Information provided:
______

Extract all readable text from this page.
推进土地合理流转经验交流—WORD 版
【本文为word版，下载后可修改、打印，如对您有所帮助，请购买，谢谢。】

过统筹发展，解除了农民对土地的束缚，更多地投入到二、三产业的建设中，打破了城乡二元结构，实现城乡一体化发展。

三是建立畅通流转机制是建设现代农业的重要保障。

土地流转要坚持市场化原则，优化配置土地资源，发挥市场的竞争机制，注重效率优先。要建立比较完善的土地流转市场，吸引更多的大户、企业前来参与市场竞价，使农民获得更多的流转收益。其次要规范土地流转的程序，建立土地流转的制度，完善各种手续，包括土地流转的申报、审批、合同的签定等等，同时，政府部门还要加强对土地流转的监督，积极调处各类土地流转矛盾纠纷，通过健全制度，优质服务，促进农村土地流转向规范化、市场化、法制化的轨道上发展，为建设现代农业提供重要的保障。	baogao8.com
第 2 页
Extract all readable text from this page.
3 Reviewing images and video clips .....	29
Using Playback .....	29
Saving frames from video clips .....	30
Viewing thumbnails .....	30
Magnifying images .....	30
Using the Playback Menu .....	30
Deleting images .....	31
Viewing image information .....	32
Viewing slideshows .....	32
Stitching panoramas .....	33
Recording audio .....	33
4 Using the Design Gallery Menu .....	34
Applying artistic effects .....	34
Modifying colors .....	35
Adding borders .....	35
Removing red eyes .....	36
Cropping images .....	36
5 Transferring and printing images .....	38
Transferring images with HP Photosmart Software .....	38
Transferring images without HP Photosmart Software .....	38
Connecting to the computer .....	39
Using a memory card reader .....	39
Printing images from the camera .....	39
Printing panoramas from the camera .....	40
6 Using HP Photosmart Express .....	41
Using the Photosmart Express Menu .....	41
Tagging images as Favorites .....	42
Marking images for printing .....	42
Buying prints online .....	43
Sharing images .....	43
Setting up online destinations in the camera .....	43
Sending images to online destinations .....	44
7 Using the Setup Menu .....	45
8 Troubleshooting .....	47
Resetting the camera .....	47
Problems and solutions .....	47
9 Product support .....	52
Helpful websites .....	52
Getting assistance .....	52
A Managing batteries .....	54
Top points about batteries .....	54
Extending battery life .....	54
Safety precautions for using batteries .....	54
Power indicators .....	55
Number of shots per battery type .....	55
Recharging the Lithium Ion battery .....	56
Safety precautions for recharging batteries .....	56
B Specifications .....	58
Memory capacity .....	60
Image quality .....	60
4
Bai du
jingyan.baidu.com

______

Exercise directions: Recopy all the lines exactly as they appear.

Answer:
Extract all readable text from this page.
推进土地合理流转经验交流—WORD 版
【本文为word版，下载后可修改、打印，如对您有所帮助，请购买，谢谢。】

过统筹发展，解除了农民对土地的束缚，更多地投入到二、三产业的建设中，打破了城乡二元结构，实现城乡一体化发展。

三是建立畅通流转机制是建设现代农业的重要保障。

土地流转要坚持市场化原则，优化配置土地资源，发挥市场的竞争机制，注重效率优先。要建立比较完善的土地流转市场，吸引更多的大户、企业前来参与市场竞价，使农民获得更多的流转收益。其次要规范土地流转的程序，建立土地流转的制度，完善各种手续，包括土地流转的申报、审批、合同的签定等等，同时，政府部门还要加强对土地流转的监督，积极调处各类土地流转矛盾纠纷，通过健全制度，优质服务，促进农村土地流转向规范化、市场化、法制化的轨道上发展，为建设现代农业提供重要的保障。	baogao8.com
第 2 页
Extract all readable text from this page.
3 Reviewing images and video clips .....	29
Using Playback .....	29
Saving frames from video clips .....	30
Viewing thumbnails .....	30
Magnifying images .....	30
Using the Playback Menu .....	30
Deleting images .....	31
Viewing image information .....	32
Viewing slideshows .....	32
Stitching panoramas .....	33
Recording audio .....	33
4 Using the Design Gallery Menu .....	34
Applying artistic effects .....	34
Modifying colors .....	35
Adding borders .....	35
Removing red eyes .....	36
Cropping images .....	36
5 Transferring and printing images .....	38
Transferring images with HP Photosmart Software .....	38
Transferring images without HP Photosmart Software .....	38
Connecting to the computer .....	39
Using a memory card reader .....	39
Printing images from the camera .....	39
Printing panoramas from the camera .....	40
6 Using HP Photosmart Express .....	41
Using the Photosmart Express Menu .....	41
Tagging images as Favorites .....	42
Marking images for printing .....	42
Buying prints online .....	43
Sharing images .....	43
Setting up online destinations in the camera .....	43
Sending images to online destinations .....	44
7 Using the Setup Menu .....	45
8 Troubleshooting .....	47
Resetting the camera .....	47
Problems and solutions .....	47
9 Product support .....	52
Helpful websites .....	52
Getting assistance .....	52
A Managing batteries .....	54
Top points about batteries .....	54
Extending battery life .....	54
Safety precautions for using batteries .....	54
Power indicators .....	55
Number of shots per battery type .....	55
Recharging the Lithium Ion battery .....	56
Safety precautions for recharging batteries .....	56
B Specifications .....	58
Memory capacity .....	60
Image quality .....	60
4
Bai du
jingyan.baidu.com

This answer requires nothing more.